>> BEGIN DATASET RECORDS

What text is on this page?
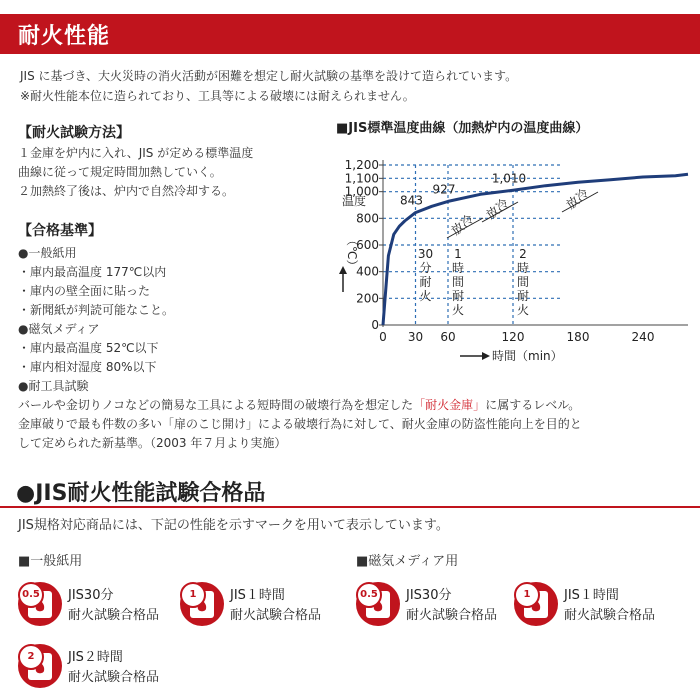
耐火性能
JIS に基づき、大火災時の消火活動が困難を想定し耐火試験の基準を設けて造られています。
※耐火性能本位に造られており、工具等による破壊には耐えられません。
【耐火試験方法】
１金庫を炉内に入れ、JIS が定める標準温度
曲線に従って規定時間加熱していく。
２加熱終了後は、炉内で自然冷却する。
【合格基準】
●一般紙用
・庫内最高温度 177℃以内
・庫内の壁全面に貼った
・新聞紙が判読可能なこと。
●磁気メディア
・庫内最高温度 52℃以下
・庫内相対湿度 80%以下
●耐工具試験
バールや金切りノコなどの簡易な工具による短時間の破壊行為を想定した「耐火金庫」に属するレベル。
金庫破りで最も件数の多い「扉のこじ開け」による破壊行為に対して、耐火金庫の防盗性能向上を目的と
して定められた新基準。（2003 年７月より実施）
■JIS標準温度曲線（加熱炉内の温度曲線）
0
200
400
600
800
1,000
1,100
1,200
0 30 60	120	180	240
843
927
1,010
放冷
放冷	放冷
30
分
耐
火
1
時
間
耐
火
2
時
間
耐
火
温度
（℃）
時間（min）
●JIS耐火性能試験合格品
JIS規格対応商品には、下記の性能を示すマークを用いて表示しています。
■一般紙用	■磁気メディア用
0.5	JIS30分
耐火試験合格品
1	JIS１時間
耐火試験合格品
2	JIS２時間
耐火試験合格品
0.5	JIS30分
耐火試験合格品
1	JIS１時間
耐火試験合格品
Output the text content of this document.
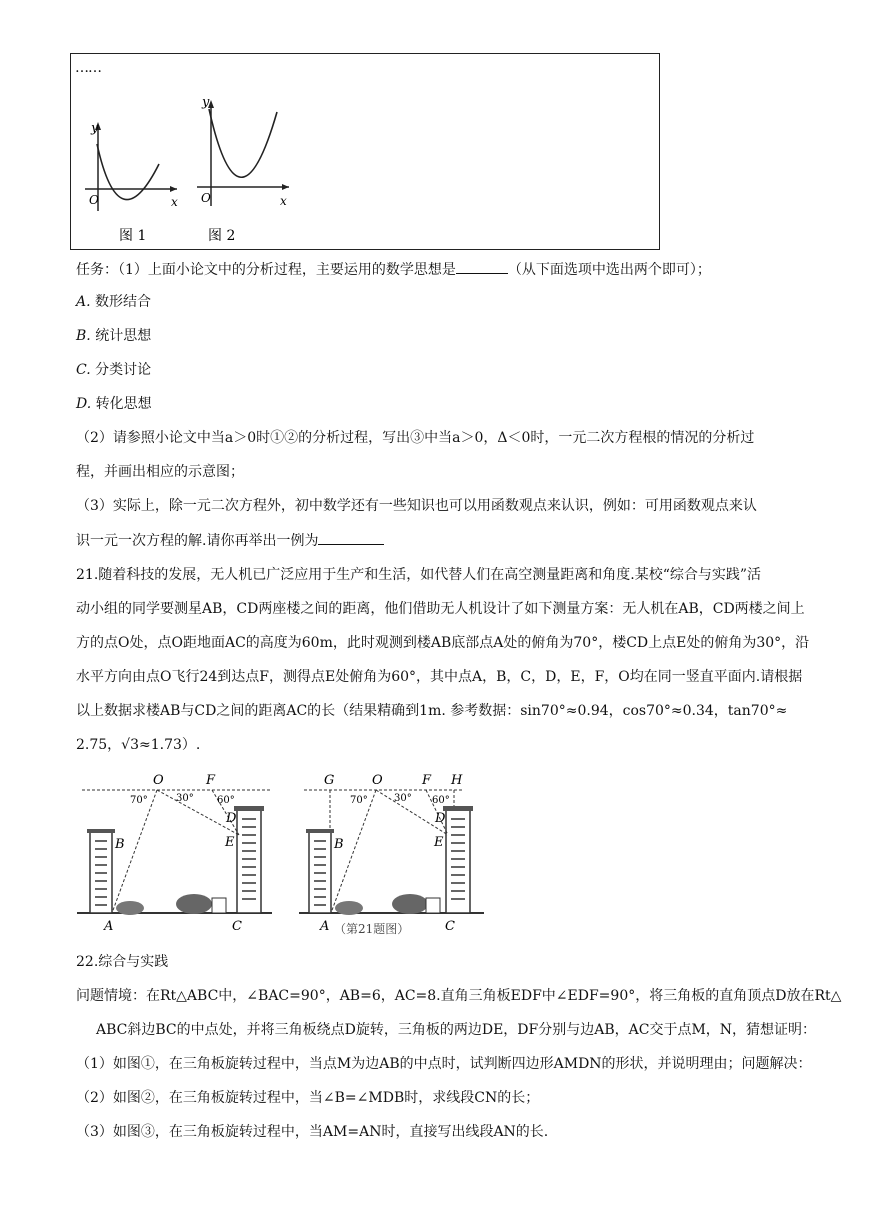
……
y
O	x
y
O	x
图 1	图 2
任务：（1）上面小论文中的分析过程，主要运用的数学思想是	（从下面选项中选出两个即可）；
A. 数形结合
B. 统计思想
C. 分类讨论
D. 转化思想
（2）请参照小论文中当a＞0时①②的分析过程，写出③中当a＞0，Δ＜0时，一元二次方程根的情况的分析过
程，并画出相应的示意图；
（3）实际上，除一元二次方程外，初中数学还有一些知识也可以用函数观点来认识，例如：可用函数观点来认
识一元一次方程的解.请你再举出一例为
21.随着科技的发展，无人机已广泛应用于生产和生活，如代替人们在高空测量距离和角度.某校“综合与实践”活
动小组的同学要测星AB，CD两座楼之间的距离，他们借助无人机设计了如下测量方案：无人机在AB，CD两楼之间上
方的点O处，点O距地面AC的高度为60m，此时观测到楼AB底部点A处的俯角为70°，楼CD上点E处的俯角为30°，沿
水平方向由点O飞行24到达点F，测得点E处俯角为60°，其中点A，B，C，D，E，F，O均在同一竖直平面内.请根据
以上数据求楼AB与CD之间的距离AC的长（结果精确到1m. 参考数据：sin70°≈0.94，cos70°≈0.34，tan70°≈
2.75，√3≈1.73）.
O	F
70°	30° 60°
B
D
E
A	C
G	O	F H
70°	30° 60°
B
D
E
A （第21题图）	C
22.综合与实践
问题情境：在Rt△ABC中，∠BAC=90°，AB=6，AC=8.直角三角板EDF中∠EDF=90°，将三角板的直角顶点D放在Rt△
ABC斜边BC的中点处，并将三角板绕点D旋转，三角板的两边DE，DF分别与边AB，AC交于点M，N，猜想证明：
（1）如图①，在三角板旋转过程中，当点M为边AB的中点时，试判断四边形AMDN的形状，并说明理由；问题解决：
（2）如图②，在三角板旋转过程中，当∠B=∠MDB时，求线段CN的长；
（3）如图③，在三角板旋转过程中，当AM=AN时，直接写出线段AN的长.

>> END DATASET RECORDS
>> BEGIN DATASET RECORDS

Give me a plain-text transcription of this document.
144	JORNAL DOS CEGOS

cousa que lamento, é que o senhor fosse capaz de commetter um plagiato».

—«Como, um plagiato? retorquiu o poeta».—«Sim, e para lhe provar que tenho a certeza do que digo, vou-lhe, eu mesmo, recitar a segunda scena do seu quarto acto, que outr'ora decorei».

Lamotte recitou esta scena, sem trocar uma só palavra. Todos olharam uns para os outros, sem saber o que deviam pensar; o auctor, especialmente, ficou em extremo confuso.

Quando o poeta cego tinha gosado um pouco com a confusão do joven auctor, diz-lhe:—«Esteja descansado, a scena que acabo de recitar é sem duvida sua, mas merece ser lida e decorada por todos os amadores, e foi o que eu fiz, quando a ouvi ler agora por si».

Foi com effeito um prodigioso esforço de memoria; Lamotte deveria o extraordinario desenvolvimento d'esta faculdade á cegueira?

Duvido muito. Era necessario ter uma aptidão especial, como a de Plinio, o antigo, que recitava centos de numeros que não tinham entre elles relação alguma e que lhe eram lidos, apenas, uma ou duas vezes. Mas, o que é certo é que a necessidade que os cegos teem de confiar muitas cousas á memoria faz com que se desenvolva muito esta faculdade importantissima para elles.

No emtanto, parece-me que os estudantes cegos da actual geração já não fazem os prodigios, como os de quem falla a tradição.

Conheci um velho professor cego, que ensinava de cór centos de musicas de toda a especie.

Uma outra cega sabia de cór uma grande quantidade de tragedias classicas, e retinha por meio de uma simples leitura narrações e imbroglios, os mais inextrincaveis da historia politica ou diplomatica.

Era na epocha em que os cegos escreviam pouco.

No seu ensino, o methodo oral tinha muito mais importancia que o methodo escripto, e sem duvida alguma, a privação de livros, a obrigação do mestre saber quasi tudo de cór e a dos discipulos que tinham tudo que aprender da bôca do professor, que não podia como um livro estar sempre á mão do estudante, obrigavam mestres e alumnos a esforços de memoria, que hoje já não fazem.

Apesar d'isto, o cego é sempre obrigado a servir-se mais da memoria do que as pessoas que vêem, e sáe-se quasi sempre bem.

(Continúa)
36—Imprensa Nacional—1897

>> END DATASET RECORDS
>> BEGIN DATASET RECORDS

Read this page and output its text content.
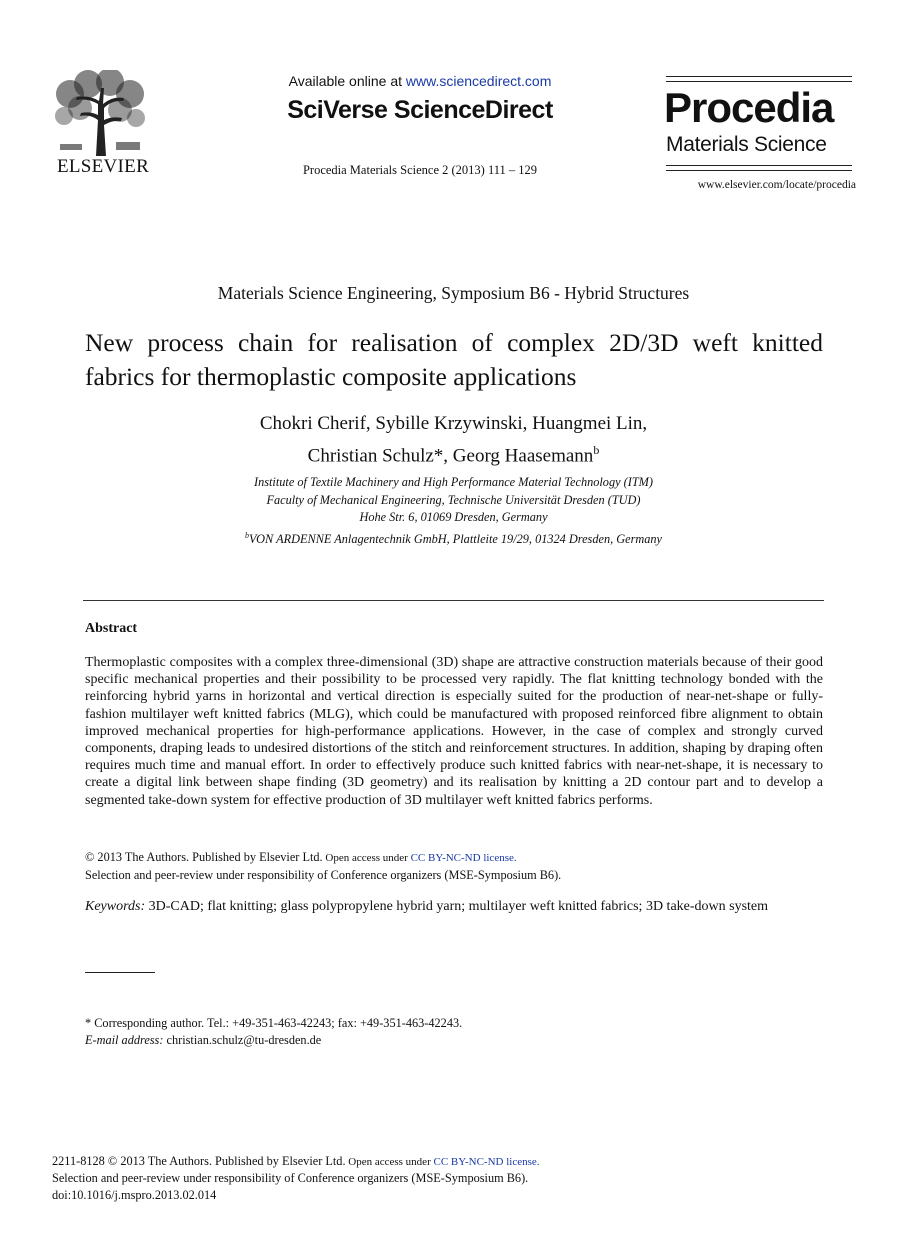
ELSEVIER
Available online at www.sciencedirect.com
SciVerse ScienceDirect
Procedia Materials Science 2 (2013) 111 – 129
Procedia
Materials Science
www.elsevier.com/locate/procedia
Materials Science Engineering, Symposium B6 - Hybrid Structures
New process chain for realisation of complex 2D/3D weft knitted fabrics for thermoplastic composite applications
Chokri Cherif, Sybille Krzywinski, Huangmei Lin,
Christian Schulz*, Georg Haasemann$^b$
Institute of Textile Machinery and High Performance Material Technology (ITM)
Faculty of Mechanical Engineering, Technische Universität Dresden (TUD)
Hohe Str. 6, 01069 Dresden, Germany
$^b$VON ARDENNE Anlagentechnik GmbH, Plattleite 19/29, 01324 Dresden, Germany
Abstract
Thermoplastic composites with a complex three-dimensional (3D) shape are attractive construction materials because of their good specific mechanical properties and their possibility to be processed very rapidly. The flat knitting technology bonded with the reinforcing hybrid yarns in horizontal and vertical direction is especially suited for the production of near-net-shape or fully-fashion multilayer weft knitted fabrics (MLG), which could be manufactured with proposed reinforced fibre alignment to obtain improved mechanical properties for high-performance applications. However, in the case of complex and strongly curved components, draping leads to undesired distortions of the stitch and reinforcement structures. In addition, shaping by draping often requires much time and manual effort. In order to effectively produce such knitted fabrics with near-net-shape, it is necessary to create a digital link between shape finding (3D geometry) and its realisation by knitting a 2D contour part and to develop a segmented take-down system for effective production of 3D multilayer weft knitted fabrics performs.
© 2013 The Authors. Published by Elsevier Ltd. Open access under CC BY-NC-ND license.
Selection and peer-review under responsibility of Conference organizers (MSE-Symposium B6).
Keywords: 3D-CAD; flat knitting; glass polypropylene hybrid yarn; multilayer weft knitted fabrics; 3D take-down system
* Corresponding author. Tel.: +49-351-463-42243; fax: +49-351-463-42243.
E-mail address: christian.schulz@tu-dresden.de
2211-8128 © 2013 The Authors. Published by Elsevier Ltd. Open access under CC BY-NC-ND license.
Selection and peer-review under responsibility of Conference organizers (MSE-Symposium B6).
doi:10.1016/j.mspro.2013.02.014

>> END DATASET RECORDS

State how many lines in the records above contain the word "license", giving only the number.

--- REPLY ---
2